------ Stored data
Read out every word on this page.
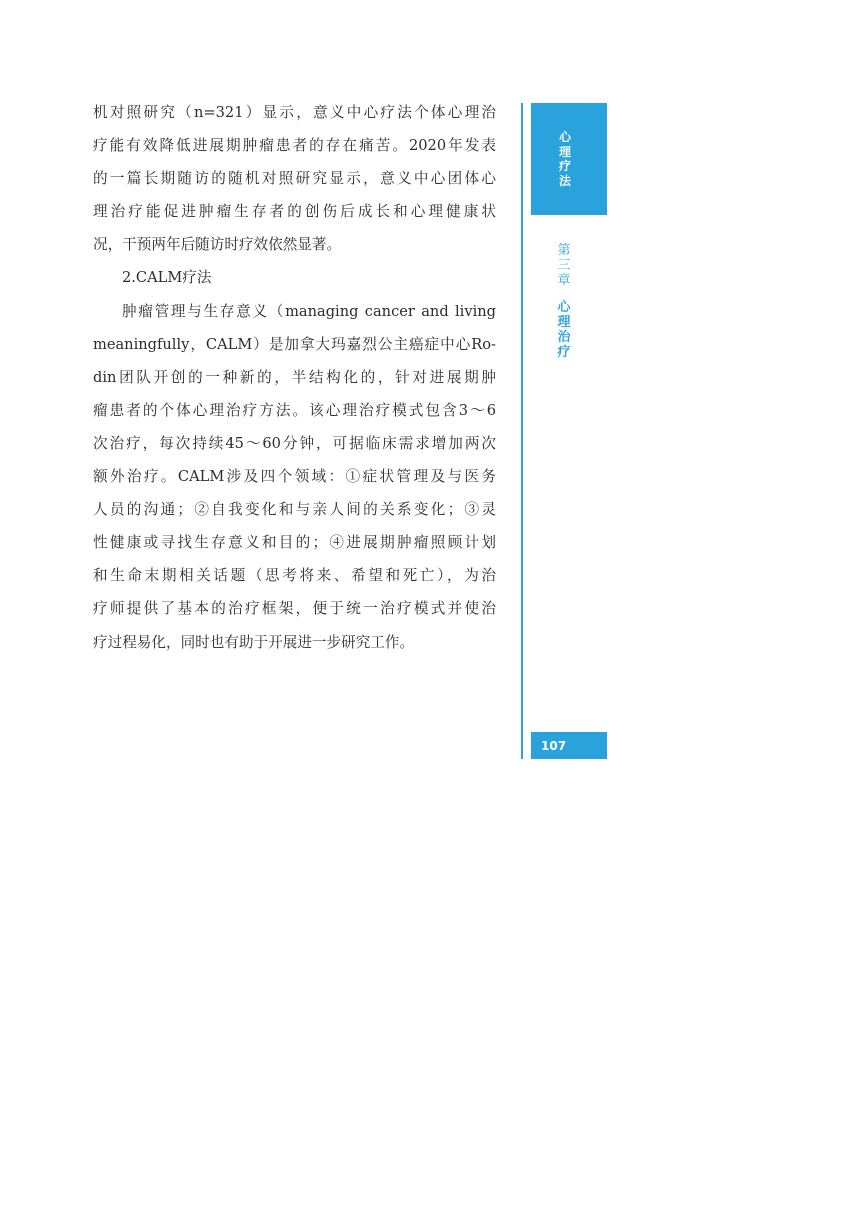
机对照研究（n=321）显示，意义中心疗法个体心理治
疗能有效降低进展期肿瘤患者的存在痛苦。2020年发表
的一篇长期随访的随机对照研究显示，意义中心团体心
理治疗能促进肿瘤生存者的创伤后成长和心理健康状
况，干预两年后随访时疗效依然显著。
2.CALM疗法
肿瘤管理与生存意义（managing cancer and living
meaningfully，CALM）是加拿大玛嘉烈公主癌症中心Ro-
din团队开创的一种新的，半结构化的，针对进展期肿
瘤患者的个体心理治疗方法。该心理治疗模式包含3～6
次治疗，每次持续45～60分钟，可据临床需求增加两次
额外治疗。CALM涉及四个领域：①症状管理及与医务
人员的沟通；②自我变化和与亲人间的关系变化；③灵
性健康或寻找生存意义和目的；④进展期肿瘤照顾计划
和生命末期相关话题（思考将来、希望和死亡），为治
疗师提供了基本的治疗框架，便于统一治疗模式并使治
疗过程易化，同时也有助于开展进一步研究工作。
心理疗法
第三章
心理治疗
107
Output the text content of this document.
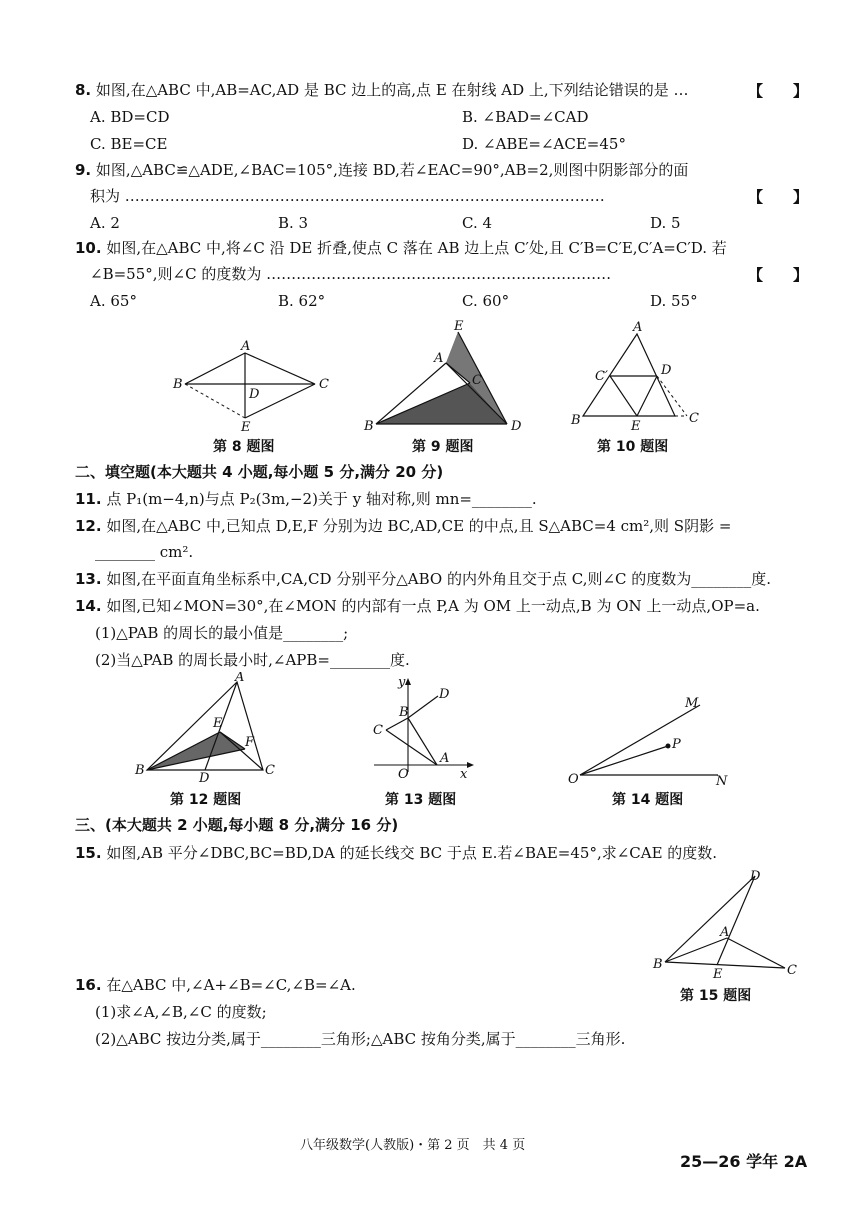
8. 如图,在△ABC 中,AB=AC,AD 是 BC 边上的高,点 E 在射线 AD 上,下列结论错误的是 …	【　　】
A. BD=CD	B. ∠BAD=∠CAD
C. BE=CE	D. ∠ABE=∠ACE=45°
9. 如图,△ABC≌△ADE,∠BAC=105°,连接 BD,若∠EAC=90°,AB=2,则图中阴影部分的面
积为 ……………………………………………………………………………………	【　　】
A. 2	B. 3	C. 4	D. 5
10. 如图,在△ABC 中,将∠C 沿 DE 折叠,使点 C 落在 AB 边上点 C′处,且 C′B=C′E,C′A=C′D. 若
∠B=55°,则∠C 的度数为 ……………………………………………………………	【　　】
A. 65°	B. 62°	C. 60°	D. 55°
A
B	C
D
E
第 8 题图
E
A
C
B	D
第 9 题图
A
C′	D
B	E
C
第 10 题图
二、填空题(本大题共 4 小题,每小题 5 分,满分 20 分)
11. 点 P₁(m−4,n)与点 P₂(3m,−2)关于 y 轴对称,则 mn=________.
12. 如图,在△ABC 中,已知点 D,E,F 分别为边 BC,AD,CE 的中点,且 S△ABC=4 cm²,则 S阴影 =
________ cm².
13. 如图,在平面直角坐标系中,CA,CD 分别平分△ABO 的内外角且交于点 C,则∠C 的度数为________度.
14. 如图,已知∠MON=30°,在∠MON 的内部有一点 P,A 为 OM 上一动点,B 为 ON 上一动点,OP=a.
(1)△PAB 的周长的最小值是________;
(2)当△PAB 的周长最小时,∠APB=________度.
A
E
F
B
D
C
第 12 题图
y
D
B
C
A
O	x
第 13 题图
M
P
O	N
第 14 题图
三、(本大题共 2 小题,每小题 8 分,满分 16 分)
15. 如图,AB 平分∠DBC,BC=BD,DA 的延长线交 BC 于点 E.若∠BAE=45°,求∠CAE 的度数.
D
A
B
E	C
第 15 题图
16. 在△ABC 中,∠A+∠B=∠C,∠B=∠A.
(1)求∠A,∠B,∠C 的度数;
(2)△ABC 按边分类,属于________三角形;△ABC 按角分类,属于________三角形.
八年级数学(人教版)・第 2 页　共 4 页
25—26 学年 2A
------------
Your objective → Every entry must be reproduced exactly, with the images left out.

Response →
Read out every word on this page.
机对照研究（n=321）显示，意义中心疗法个体心理治
疗能有效降低进展期肿瘤患者的存在痛苦。2020年发表
的一篇长期随访的随机对照研究显示，意义中心团体心
理治疗能促进肿瘤生存者的创伤后成长和心理健康状
况，干预两年后随访时疗效依然显著。
2.CALM疗法
肿瘤管理与生存意义（managing cancer and living
meaningfully，CALM）是加拿大玛嘉烈公主癌症中心Ro-
din团队开创的一种新的，半结构化的，针对进展期肿
瘤患者的个体心理治疗方法。该心理治疗模式包含3～6
次治疗，每次持续45～60分钟，可据临床需求增加两次
额外治疗。CALM涉及四个领域：①症状管理及与医务
人员的沟通；②自我变化和与亲人间的关系变化；③灵
性健康或寻找生存意义和目的；④进展期肿瘤照顾计划
和生命末期相关话题（思考将来、希望和死亡），为治
疗师提供了基本的治疗框架，便于统一治疗模式并使治
疗过程易化，同时也有助于开展进一步研究工作。
心理疗法
第三章
心理治疗
107
Output the text content of this document.
8. 如图,在△ABC 中,AB=AC,AD 是 BC 边上的高,点 E 在射线 AD 上,下列结论错误的是 …	【　　】
A. BD=CD	B. ∠BAD=∠CAD
C. BE=CE	D. ∠ABE=∠ACE=45°
9. 如图,△ABC≌△ADE,∠BAC=105°,连接 BD,若∠EAC=90°,AB=2,则图中阴影部分的面
积为 ……………………………………………………………………………………	【　　】
A. 2	B. 3	C. 4	D. 5
10. 如图,在△ABC 中,将∠C 沿 DE 折叠,使点 C 落在 AB 边上点 C′处,且 C′B=C′E,C′A=C′D. 若
∠B=55°,则∠C 的度数为 ……………………………………………………………	【　　】
A. 65°	B. 62°	C. 60°	D. 55°
A
B	C
D
E
第 8 题图
E
A
C
B	D
第 9 题图
A
C′	D
B	E
C
第 10 题图
二、填空题(本大题共 4 小题,每小题 5 分,满分 20 分)
11. 点 P₁(m−4,n)与点 P₂(3m,−2)关于 y 轴对称,则 mn=________.
12. 如图,在△ABC 中,已知点 D,E,F 分别为边 BC,AD,CE 的中点,且 S△ABC=4 cm²,则 S阴影 =
________ cm².
13. 如图,在平面直角坐标系中,CA,CD 分别平分△ABO 的内外角且交于点 C,则∠C 的度数为________度.
14. 如图,已知∠MON=30°,在∠MON 的内部有一点 P,A 为 OM 上一动点,B 为 ON 上一动点,OP=a.
(1)△PAB 的周长的最小值是________;
(2)当△PAB 的周长最小时,∠APB=________度.
A
E
F
B
D
C
第 12 题图
y
D
B
C
A
O	x
第 13 题图
M
P
O	N
第 14 题图
三、(本大题共 2 小题,每小题 8 分,满分 16 分)
15. 如图,AB 平分∠DBC,BC=BD,DA 的延长线交 BC 于点 E.若∠BAE=45°,求∠CAE 的度数.
D
A
B
E	C
第 15 题图
16. 在△ABC 中,∠A+∠B=∠C,∠B=∠A.
(1)求∠A,∠B,∠C 的度数;
(2)△ABC 按边分类,属于________三角形;△ABC 按角分类,属于________三角形.
八年级数学(人教版)・第 2 页　共 4 页
25—26 学年 2A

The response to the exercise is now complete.